Directive »
Provide an exact transcription of all the records.

Supplied entries »
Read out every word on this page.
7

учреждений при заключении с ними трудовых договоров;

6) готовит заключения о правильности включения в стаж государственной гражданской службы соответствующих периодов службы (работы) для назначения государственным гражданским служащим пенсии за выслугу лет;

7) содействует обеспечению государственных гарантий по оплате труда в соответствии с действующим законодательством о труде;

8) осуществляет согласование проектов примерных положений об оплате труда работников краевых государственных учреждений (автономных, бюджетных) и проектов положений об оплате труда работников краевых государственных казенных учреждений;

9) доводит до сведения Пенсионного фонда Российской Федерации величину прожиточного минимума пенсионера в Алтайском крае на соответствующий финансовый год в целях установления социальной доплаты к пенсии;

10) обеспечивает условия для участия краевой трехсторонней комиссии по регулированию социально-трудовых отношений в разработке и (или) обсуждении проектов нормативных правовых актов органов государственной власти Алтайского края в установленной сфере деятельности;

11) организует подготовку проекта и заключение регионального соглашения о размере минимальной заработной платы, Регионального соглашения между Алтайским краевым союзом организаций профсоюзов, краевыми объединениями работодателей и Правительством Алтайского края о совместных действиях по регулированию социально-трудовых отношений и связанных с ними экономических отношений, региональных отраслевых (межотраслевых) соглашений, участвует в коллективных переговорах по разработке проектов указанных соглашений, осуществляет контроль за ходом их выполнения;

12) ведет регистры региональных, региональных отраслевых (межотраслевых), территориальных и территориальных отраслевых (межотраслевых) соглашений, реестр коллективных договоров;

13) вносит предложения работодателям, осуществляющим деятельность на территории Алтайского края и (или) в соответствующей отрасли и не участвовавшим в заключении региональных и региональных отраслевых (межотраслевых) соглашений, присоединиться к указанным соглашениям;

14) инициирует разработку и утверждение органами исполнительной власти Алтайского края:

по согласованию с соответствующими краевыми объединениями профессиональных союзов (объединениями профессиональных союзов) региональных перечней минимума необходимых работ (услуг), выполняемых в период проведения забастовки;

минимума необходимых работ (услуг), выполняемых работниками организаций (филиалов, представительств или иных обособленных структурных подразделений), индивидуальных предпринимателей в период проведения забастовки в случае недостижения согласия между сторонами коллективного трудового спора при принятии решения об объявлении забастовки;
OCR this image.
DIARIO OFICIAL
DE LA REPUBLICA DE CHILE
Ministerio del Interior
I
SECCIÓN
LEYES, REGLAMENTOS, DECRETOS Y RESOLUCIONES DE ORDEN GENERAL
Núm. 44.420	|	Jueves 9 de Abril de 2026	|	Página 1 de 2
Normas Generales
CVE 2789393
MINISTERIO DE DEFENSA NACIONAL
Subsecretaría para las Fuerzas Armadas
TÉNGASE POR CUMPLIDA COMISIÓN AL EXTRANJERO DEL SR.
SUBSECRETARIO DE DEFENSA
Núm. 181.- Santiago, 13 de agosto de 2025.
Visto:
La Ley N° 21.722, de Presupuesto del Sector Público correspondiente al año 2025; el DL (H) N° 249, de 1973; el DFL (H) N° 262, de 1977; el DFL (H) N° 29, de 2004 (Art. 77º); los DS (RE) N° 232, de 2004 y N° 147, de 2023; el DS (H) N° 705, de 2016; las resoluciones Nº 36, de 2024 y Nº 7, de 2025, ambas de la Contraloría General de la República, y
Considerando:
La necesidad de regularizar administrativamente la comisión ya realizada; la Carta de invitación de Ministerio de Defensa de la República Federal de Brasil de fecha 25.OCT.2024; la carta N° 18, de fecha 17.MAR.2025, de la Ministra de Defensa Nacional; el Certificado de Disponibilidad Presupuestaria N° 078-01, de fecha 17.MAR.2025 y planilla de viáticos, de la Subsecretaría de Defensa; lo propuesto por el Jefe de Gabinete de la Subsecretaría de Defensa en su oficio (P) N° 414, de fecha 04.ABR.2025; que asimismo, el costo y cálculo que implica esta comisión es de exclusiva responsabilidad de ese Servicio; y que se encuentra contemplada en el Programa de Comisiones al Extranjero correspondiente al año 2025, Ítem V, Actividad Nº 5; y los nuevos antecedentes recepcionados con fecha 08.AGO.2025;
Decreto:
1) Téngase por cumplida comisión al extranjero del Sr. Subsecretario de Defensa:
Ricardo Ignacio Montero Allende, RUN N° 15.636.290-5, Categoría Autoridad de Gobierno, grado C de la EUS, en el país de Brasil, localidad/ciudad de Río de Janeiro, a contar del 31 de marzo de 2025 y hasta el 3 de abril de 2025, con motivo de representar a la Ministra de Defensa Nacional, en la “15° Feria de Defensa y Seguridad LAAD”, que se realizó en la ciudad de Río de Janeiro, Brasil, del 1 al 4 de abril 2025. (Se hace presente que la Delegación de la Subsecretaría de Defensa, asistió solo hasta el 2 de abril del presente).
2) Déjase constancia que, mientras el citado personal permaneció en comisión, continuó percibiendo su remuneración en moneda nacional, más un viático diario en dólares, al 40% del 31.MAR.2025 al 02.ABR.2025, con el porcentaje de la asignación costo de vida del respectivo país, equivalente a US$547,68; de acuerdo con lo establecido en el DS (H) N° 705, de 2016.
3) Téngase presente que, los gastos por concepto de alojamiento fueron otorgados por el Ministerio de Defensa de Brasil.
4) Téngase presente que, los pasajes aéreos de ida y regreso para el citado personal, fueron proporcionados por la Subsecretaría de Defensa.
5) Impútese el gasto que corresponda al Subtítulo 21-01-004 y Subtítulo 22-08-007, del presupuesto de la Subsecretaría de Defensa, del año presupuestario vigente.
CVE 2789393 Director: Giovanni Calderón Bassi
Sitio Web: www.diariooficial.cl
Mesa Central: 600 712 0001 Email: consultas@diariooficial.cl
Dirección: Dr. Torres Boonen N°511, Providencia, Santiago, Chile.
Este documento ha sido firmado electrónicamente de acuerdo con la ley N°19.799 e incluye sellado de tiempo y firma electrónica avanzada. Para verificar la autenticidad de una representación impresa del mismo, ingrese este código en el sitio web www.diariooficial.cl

Final result »
Read out every word on this page.
7

учреждений при заключении с ними трудовых договоров;

6) готовит заключения о правильности включения в стаж государственной гражданской службы соответствующих периодов службы (работы) для назначения государственным гражданским служащим пенсии за выслугу лет;

7) содействует обеспечению государственных гарантий по оплате труда в соответствии с действующим законодательством о труде;

8) осуществляет согласование проектов примерных положений об оплате труда работников краевых государственных учреждений (автономных, бюджетных) и проектов положений об оплате труда работников краевых государственных казенных учреждений;

9) доводит до сведения Пенсионного фонда Российской Федерации величину прожиточного минимума пенсионера в Алтайском крае на соответствующий финансовый год в целях установления социальной доплаты к пенсии;

10) обеспечивает условия для участия краевой трехсторонней комиссии по регулированию социально-трудовых отношений в разработке и (или) обсуждении проектов нормативных правовых актов органов государственной власти Алтайского края в установленной сфере деятельности;

11) организует подготовку проекта и заключение регионального соглашения о размере минимальной заработной платы, Регионального соглашения между Алтайским краевым союзом организаций профсоюзов, краевыми объединениями работодателей и Правительством Алтайского края о совместных действиях по регулированию социально-трудовых отношений и связанных с ними экономических отношений, региональных отраслевых (межотраслевых) соглашений, участвует в коллективных переговорах по разработке проектов указанных соглашений, осуществляет контроль за ходом их выполнения;

12) ведет регистры региональных, региональных отраслевых (межотраслевых), территориальных и территориальных отраслевых (межотраслевых) соглашений, реестр коллективных договоров;

13) вносит предложения работодателям, осуществляющим деятельность на территории Алтайского края и (или) в соответствующей отрасли и не участвовавшим в заключении региональных и региональных отраслевых (межотраслевых) соглашений, присоединиться к указанным соглашениям;

14) инициирует разработку и утверждение органами исполнительной власти Алтайского края:

по согласованию с соответствующими краевыми объединениями профессиональных союзов (объединениями профессиональных союзов) региональных перечней минимума необходимых работ (услуг), выполняемых в период проведения забастовки;

минимума необходимых работ (услуг), выполняемых работниками организаций (филиалов, представительств или иных обособленных структурных подразделений), индивидуальных предпринимателей в период проведения забастовки в случае недостижения согласия между сторонами коллективного трудового спора при принятии решения об объявлении забастовки;
OCR this image.
DIARIO OFICIAL
DE LA REPUBLICA DE CHILE
Ministerio del Interior
I
SECCIÓN
LEYES, REGLAMENTOS, DECRETOS Y RESOLUCIONES DE ORDEN GENERAL
Núm. 44.420	|	Jueves 9 de Abril de 2026	|	Página 1 de 2
Normas Generales
CVE 2789393
MINISTERIO DE DEFENSA NACIONAL
Subsecretaría para las Fuerzas Armadas
TÉNGASE POR CUMPLIDA COMISIÓN AL EXTRANJERO DEL SR.
SUBSECRETARIO DE DEFENSA
Núm. 181.- Santiago, 13 de agosto de 2025.
Visto:
La Ley N° 21.722, de Presupuesto del Sector Público correspondiente al año 2025; el DL (H) N° 249, de 1973; el DFL (H) N° 262, de 1977; el DFL (H) N° 29, de 2004 (Art. 77º); los DS (RE) N° 232, de 2004 y N° 147, de 2023; el DS (H) N° 705, de 2016; las resoluciones Nº 36, de 2024 y Nº 7, de 2025, ambas de la Contraloría General de la República, y
Considerando:
La necesidad de regularizar administrativamente la comisión ya realizada; la Carta de invitación de Ministerio de Defensa de la República Federal de Brasil de fecha 25.OCT.2024; la carta N° 18, de fecha 17.MAR.2025, de la Ministra de Defensa Nacional; el Certificado de Disponibilidad Presupuestaria N° 078-01, de fecha 17.MAR.2025 y planilla de viáticos, de la Subsecretaría de Defensa; lo propuesto por el Jefe de Gabinete de la Subsecretaría de Defensa en su oficio (P) N° 414, de fecha 04.ABR.2025; que asimismo, el costo y cálculo que implica esta comisión es de exclusiva responsabilidad de ese Servicio; y que se encuentra contemplada en el Programa de Comisiones al Extranjero correspondiente al año 2025, Ítem V, Actividad Nº 5; y los nuevos antecedentes recepcionados con fecha 08.AGO.2025;
Decreto:
1) Téngase por cumplida comisión al extranjero del Sr. Subsecretario de Defensa:
Ricardo Ignacio Montero Allende, RUN N° 15.636.290-5, Categoría Autoridad de Gobierno, grado C de la EUS, en el país de Brasil, localidad/ciudad de Río de Janeiro, a contar del 31 de marzo de 2025 y hasta el 3 de abril de 2025, con motivo de representar a la Ministra de Defensa Nacional, en la “15° Feria de Defensa y Seguridad LAAD”, que se realizó en la ciudad de Río de Janeiro, Brasil, del 1 al 4 de abril 2025. (Se hace presente que la Delegación de la Subsecretaría de Defensa, asistió solo hasta el 2 de abril del presente).
2) Déjase constancia que, mientras el citado personal permaneció en comisión, continuó percibiendo su remuneración en moneda nacional, más un viático diario en dólares, al 40% del 31.MAR.2025 al 02.ABR.2025, con el porcentaje de la asignación costo de vida del respectivo país, equivalente a US$547,68; de acuerdo con lo establecido en el DS (H) N° 705, de 2016.
3) Téngase presente que, los gastos por concepto de alojamiento fueron otorgados por el Ministerio de Defensa de Brasil.
4) Téngase presente que, los pasajes aéreos de ida y regreso para el citado personal, fueron proporcionados por la Subsecretaría de Defensa.
5) Impútese el gasto que corresponda al Subtítulo 21-01-004 y Subtítulo 22-08-007, del presupuesto de la Subsecretaría de Defensa, del año presupuestario vigente.
CVE 2789393 Director: Giovanni Calderón Bassi
Sitio Web: www.diariooficial.cl
Mesa Central: 600 712 0001 Email: consultas@diariooficial.cl
Dirección: Dr. Torres Boonen N°511, Providencia, Santiago, Chile.
Este documento ha sido firmado electrónicamente de acuerdo con la ley N°19.799 e incluye sellado de tiempo y firma electrónica avanzada. Para verificar la autenticidad de una representación impresa del mismo, ingrese este código en el sitio web www.diariooficial.cl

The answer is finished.